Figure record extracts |
────

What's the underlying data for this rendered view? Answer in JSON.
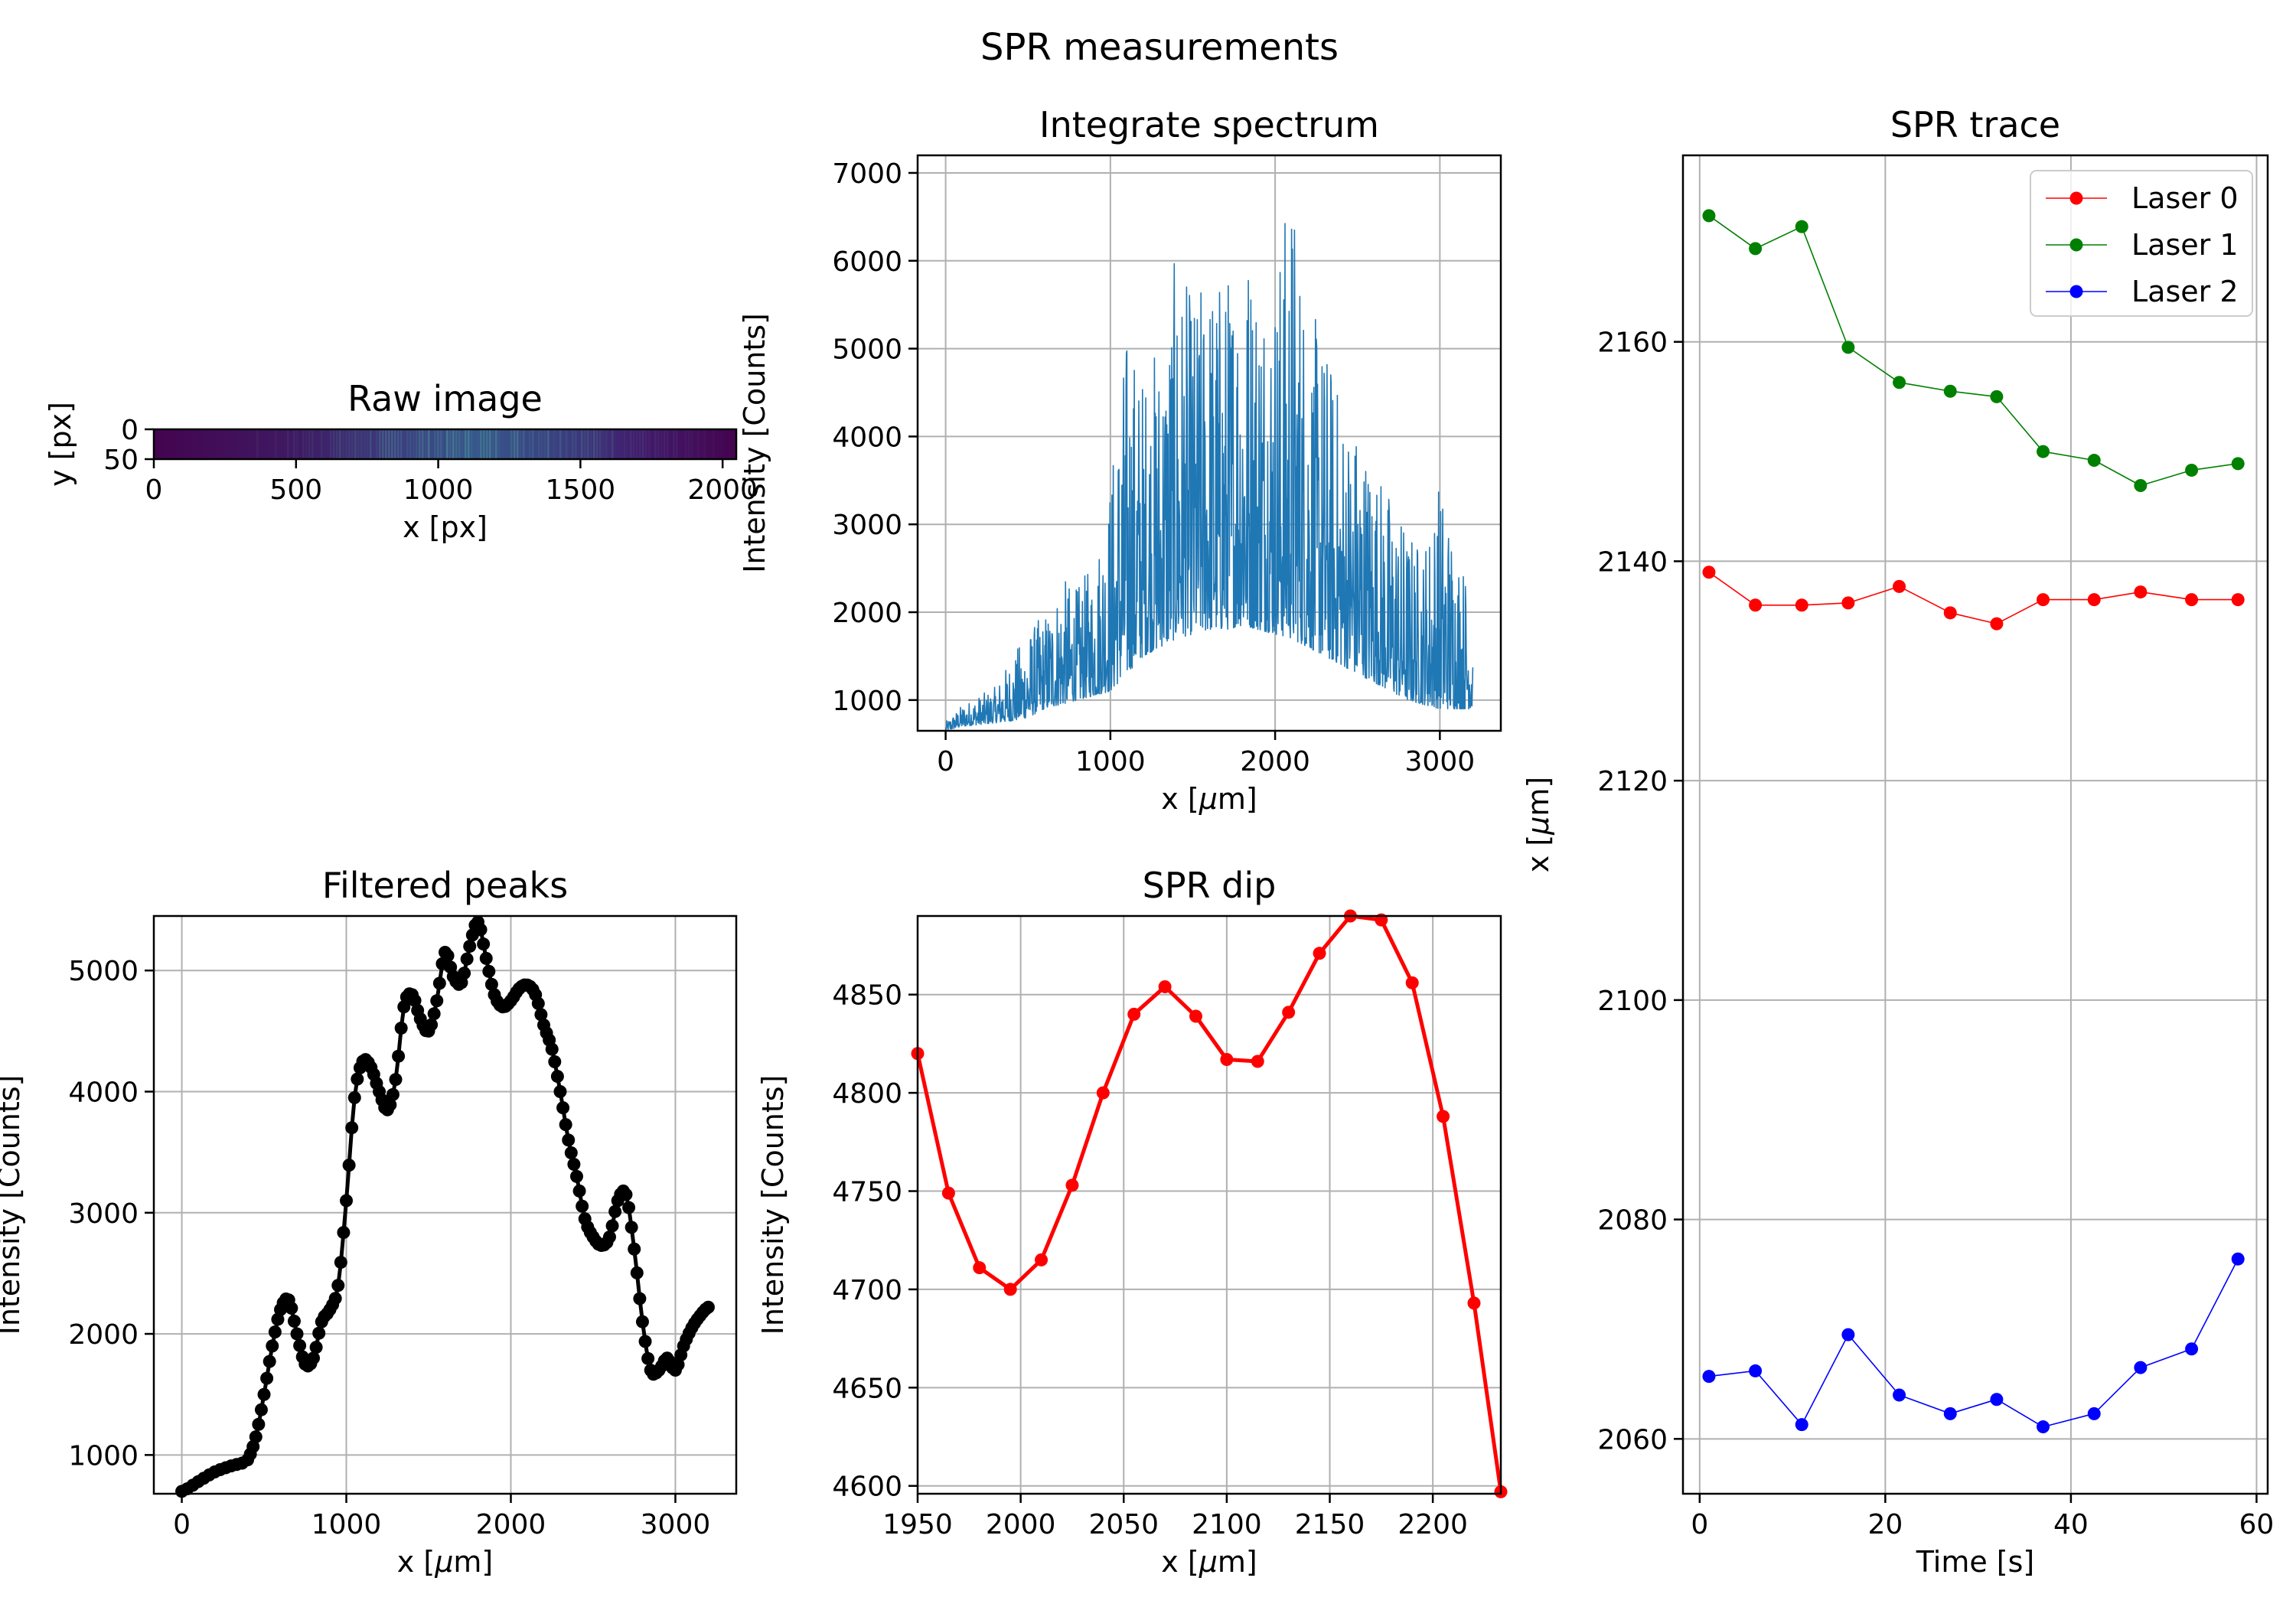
{
  "figure": {
    "suptitle": "SPR measurements"
  },
  "chart_data": [
    {
      "id": "raw_image",
      "type": "heatmap",
      "title": "Raw image",
      "xlabel": "x [px]",
      "ylabel": "y [px]",
      "xlim": [
        0,
        2048
      ],
      "ylim": [
        0,
        50
      ],
      "xticks": [
        0,
        500,
        1000,
        1500,
        2000
      ],
      "yticks": [
        0,
        50
      ],
      "colormap": "viridis",
      "note_values": "dark purple background with faint brighter vertical stripes concentrated around x 700-1700"
    },
    {
      "id": "integrate_spectrum",
      "type": "line",
      "title": "Integrate spectrum",
      "xlabel": "x [$\\mu$m]",
      "ylabel": "Intensity [Counts]",
      "xlim": [
        -170,
        3370
      ],
      "ylim": [
        650,
        7200
      ],
      "xticks": [
        0,
        1000,
        2000,
        3000
      ],
      "yticks": [
        1000,
        2000,
        3000,
        4000,
        5000,
        6000,
        7000
      ],
      "grid": true,
      "color": "#1f77b4",
      "x": [
        0,
        100,
        200,
        300,
        400,
        500,
        600,
        700,
        800,
        900,
        1000,
        1100,
        1200,
        1300,
        1400,
        1500,
        1600,
        1700,
        1800,
        1900,
        2000,
        2100,
        2200,
        2300,
        2400,
        2500,
        2600,
        2700,
        2800,
        2900,
        3000,
        3100,
        3200
      ],
      "lower": [
        650,
        700,
        720,
        740,
        760,
        800,
        900,
        950,
        1000,
        1050,
        1100,
        1300,
        1500,
        1600,
        1700,
        1750,
        1800,
        1800,
        1850,
        1800,
        1750,
        1700,
        1600,
        1500,
        1400,
        1300,
        1200,
        1100,
        1000,
        950,
        900,
        900,
        900
      ],
      "upper": [
        750,
        950,
        1050,
        1150,
        1500,
        1800,
        2000,
        2400,
        2300,
        2600,
        3600,
        5300,
        4800,
        5200,
        6100,
        5600,
        6000,
        5900,
        6500,
        6200,
        6000,
        7100,
        5500,
        5200,
        4500,
        4200,
        3800,
        3400,
        3000,
        2800,
        3600,
        2900,
        2200
      ]
    },
    {
      "id": "filtered_peaks",
      "type": "line",
      "title": "Filtered peaks",
      "xlabel": "x [$\\mu$m]",
      "ylabel": "Intensity [Counts]",
      "xlim": [
        -170,
        3370
      ],
      "ylim": [
        680,
        5450
      ],
      "xticks": [
        0,
        1000,
        2000,
        3000
      ],
      "yticks": [
        1000,
        2000,
        3000,
        4000,
        5000
      ],
      "grid": true,
      "color": "#000000",
      "marker": "o",
      "x": [
        0,
        100,
        200,
        300,
        400,
        450,
        500,
        550,
        600,
        650,
        700,
        750,
        800,
        850,
        900,
        950,
        1000,
        1050,
        1100,
        1150,
        1200,
        1250,
        1300,
        1350,
        1400,
        1450,
        1500,
        1550,
        1600,
        1650,
        1700,
        1750,
        1800,
        1850,
        1900,
        1950,
        2000,
        2050,
        2100,
        2150,
        2200,
        2250,
        2300,
        2350,
        2400,
        2450,
        2500,
        2550,
        2600,
        2650,
        2700,
        2750,
        2800,
        2850,
        2900,
        2950,
        3000,
        3050,
        3100,
        3150,
        3200
      ],
      "y": [
        700,
        780,
        860,
        910,
        960,
        1150,
        1500,
        1900,
        2200,
        2280,
        2000,
        1750,
        1800,
        2100,
        2200,
        2400,
        3100,
        3950,
        4250,
        4200,
        4000,
        3850,
        4100,
        4700,
        4800,
        4600,
        4500,
        4750,
        5150,
        4950,
        4900,
        5200,
        5400,
        5100,
        4800,
        4700,
        4750,
        4850,
        4880,
        4800,
        4550,
        4350,
        4000,
        3600,
        3300,
        2950,
        2800,
        2730,
        2800,
        3100,
        3150,
        2700,
        2100,
        1700,
        1700,
        1800,
        1700,
        1900,
        2050,
        2150,
        2220
      ]
    },
    {
      "id": "spr_dip",
      "type": "line",
      "title": "SPR dip",
      "xlabel": "x [$\\mu$m]",
      "ylabel": "Intensity [Counts]",
      "xlim": [
        1950,
        2233
      ],
      "ylim": [
        4596,
        4890
      ],
      "xticks": [
        1950,
        2000,
        2050,
        2100,
        2150,
        2200
      ],
      "yticks": [
        4600,
        4650,
        4700,
        4750,
        4800,
        4850
      ],
      "grid": true,
      "color": "#ff0000",
      "marker": "o",
      "x": [
        1950,
        1965,
        1980,
        1995,
        2010,
        2025,
        2040,
        2055,
        2070,
        2085,
        2100,
        2115,
        2130,
        2145,
        2160,
        2175,
        2190,
        2205,
        2220,
        2233
      ],
      "y": [
        4820,
        4749,
        4711,
        4700,
        4715,
        4753,
        4800,
        4840,
        4854,
        4839,
        4817,
        4816,
        4841,
        4871,
        4890,
        4888,
        4856,
        4788,
        4693,
        4597
      ]
    },
    {
      "id": "spr_trace",
      "type": "line",
      "title": "SPR trace",
      "xlabel": "Time [s]",
      "ylabel": "x [$\\mu$m]",
      "xlim": [
        -1.8,
        61.2
      ],
      "ylim": [
        2055,
        2177
      ],
      "xticks": [
        0,
        20,
        40,
        60
      ],
      "yticks": [
        2060,
        2080,
        2100,
        2120,
        2140,
        2160
      ],
      "grid": true,
      "legend_position": "top-right",
      "series": [
        {
          "name": "Laser 0",
          "color": "#ff0000",
          "x": [
            1,
            6,
            11,
            16,
            21.5,
            27,
            32,
            37,
            42.5,
            47.5,
            53,
            58
          ],
          "y": [
            2139,
            2136,
            2136,
            2136.2,
            2137.7,
            2135.3,
            2134.3,
            2136.5,
            2136.5,
            2137.2,
            2136.5,
            2136.5
          ]
        },
        {
          "name": "Laser 1",
          "color": "#008000",
          "x": [
            1,
            6,
            11,
            16,
            21.5,
            27,
            32,
            37,
            42.5,
            47.5,
            53,
            58
          ],
          "y": [
            2171.5,
            2168.5,
            2170.5,
            2159.5,
            2156.3,
            2155.5,
            2155,
            2150,
            2149.2,
            2146.9,
            2148.3,
            2148.9
          ]
        },
        {
          "name": "Laser 2",
          "color": "#0000ff",
          "x": [
            1,
            6,
            11,
            16,
            21.5,
            27,
            32,
            37,
            42.5,
            47.5,
            53,
            58
          ],
          "y": [
            2065.7,
            2066.2,
            2061.3,
            2069.5,
            2064,
            2062.3,
            2063.6,
            2061.1,
            2062.3,
            2066.5,
            2068.2,
            2076.4
          ]
        }
      ]
    }
  ]
}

────

Find the string "name" in the listing and return every line that holds it.

          "name": "Laser 0",
          "name": "Laser 1",
          "name": "Laser 2",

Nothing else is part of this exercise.